# WHAT IS EXPECTED
Make an exact copy of the records, dropping all pictures.

[Saved entries]
────────────────────

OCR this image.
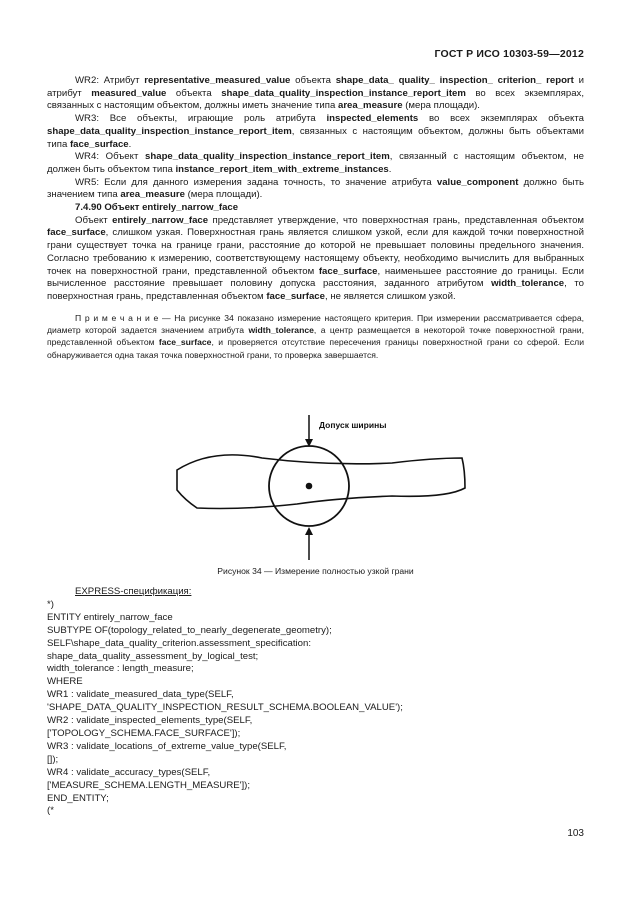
ГОСТ Р ИСО 10303-59—2012

WR2: Атрибут representative_measured_value объекта shape_data_ quality_ inspection_ criterion_ report и атрибут measured_value объекта shape_data_quality_inspection_instance_report_item во всех экземплярах, связанных с настоящим объектом, должны иметь значение типа area_measure (мера площади).

WR3: Все объекты, играющие роль атрибута inspected_elements во всех экземплярах объекта shape_data_quality_inspection_instance_report_item, связанных с настоящим объектом, должны быть объектами типа face_surface.

WR4: Объект shape_data_quality_inspection_instance_report_item, связанный с настоящим объектом, не должен быть объектом типа instance_report_item_with_extreme_instances.

WR5: Если для данного измерения задана точность, то значение атрибута value_component должно быть значением типа area_measure (мера площади).

7.4.90 Объект entirely_narrow_face

Объект entirely_narrow_face представляет утверждение, что поверхностная грань, представленная объектом face_surface, слишком узкая. Поверхностная грань является слишком узкой, если для каждой точки поверхностной грани существует точка на границе грани, расстояние до которой не превышает половины предельного значения. Согласно требованию к измерению, соответствующему настоящему объекту, необходимо вычислить для выбранных точек на поверхностной грани, представленной объектом face_surface, наименьшее расстояние до границы. Если вычисленное расстояние превышает половину допуска расстояния, заданного атрибутом width_tolerance, то поверхностная грань, представленная объектом face_surface, не является слишком узкой.

П р и м е ч а н и е — На рисунке 34 показано измерение настоящего критерия. При измерении рассматривается сфера, диаметр которой задается значением атрибута width_tolerance, а центр размещается в некоторой точке поверхностной грани, представленной объектом face_surface, и проверяется отсутствие пересечения границы поверхностной грани со сферой. Если обнаруживается одна такая точка поверхностной грани, то проверка завершается.

Допуск ширины
Рисунок 34 — Измерение полностью узкой грани
EXPRESS-спецификация:
*)
ENTITY entirely_narrow_face
SUBTYPE OF(topology_related_to_nearly_degenerate_geometry);
SELF\shape_data_quality_criterion.assessment_specification:
shape_data_quality_assessment_by_logical_test;
width_tolerance : length_measure;
WHERE
WR1 : validate_measured_data_type(SELF,
'SHAPE_DATA_QUALITY_INSPECTION_RESULT_SCHEMA.BOOLEAN_VALUE');
WR2 : validate_inspected_elements_type(SELF,
['TOPOLOGY_SCHEMA.FACE_SURFACE']);
WR3 : validate_locations_of_extreme_value_type(SELF,
[]);
WR4 : validate_accuracy_types(SELF,
['MEASURE_SCHEMA.LENGTH_MEASURE']);
END_ENTITY;
(*
103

────────────────────

# EXPECTED ANSWER
OCR this image.
ГОСТ Р ИСО 10303-59—2012

WR2: Атрибут representative_measured_value объекта shape_data_ quality_ inspection_ criterion_ report и атрибут measured_value объекта shape_data_quality_inspection_instance_report_item во всех экземплярах, связанных с настоящим объектом, должны иметь значение типа area_measure (мера площади).

WR3: Все объекты, играющие роль атрибута inspected_elements во всех экземплярах объекта shape_data_quality_inspection_instance_report_item, связанных с настоящим объектом, должны быть объектами типа face_surface.

WR4: Объект shape_data_quality_inspection_instance_report_item, связанный с настоящим объектом, не должен быть объектом типа instance_report_item_with_extreme_instances.

WR5: Если для данного измерения задана точность, то значение атрибута value_component должно быть значением типа area_measure (мера площади).

7.4.90 Объект entirely_narrow_face

Объект entirely_narrow_face представляет утверждение, что поверхностная грань, представленная объектом face_surface, слишком узкая. Поверхностная грань является слишком узкой, если для каждой точки поверхностной грани существует точка на границе грани, расстояние до которой не превышает половины предельного значения. Согласно требованию к измерению, соответствующему настоящему объекту, необходимо вычислить для выбранных точек на поверхностной грани, представленной объектом face_surface, наименьшее расстояние до границы. Если вычисленное расстояние превышает половину допуска расстояния, заданного атрибутом width_tolerance, то поверхностная грань, представленная объектом face_surface, не является слишком узкой.

П р и м е ч а н и е — На рисунке 34 показано измерение настоящего критерия. При измерении рассматривается сфера, диаметр которой задается значением атрибута width_tolerance, а центр размещается в некоторой точке поверхностной грани, представленной объектом face_surface, и проверяется отсутствие пересечения границы поверхностной грани со сферой. Если обнаруживается одна такая точка поверхностной грани, то проверка завершается.

Допуск ширины
Рисунок 34 — Измерение полностью узкой грани
EXPRESS-спецификация:
*)
ENTITY entirely_narrow_face
SUBTYPE OF(topology_related_to_nearly_degenerate_geometry);
SELF\shape_data_quality_criterion.assessment_specification:
shape_data_quality_assessment_by_logical_test;
width_tolerance : length_measure;
WHERE
WR1 : validate_measured_data_type(SELF,
'SHAPE_DATA_QUALITY_INSPECTION_RESULT_SCHEMA.BOOLEAN_VALUE');
WR2 : validate_inspected_elements_type(SELF,
['TOPOLOGY_SCHEMA.FACE_SURFACE']);
WR3 : validate_locations_of_extreme_value_type(SELF,
[]);
WR4 : validate_accuracy_types(SELF,
['MEASURE_SCHEMA.LENGTH_MEASURE']);
END_ENTITY;
(*
103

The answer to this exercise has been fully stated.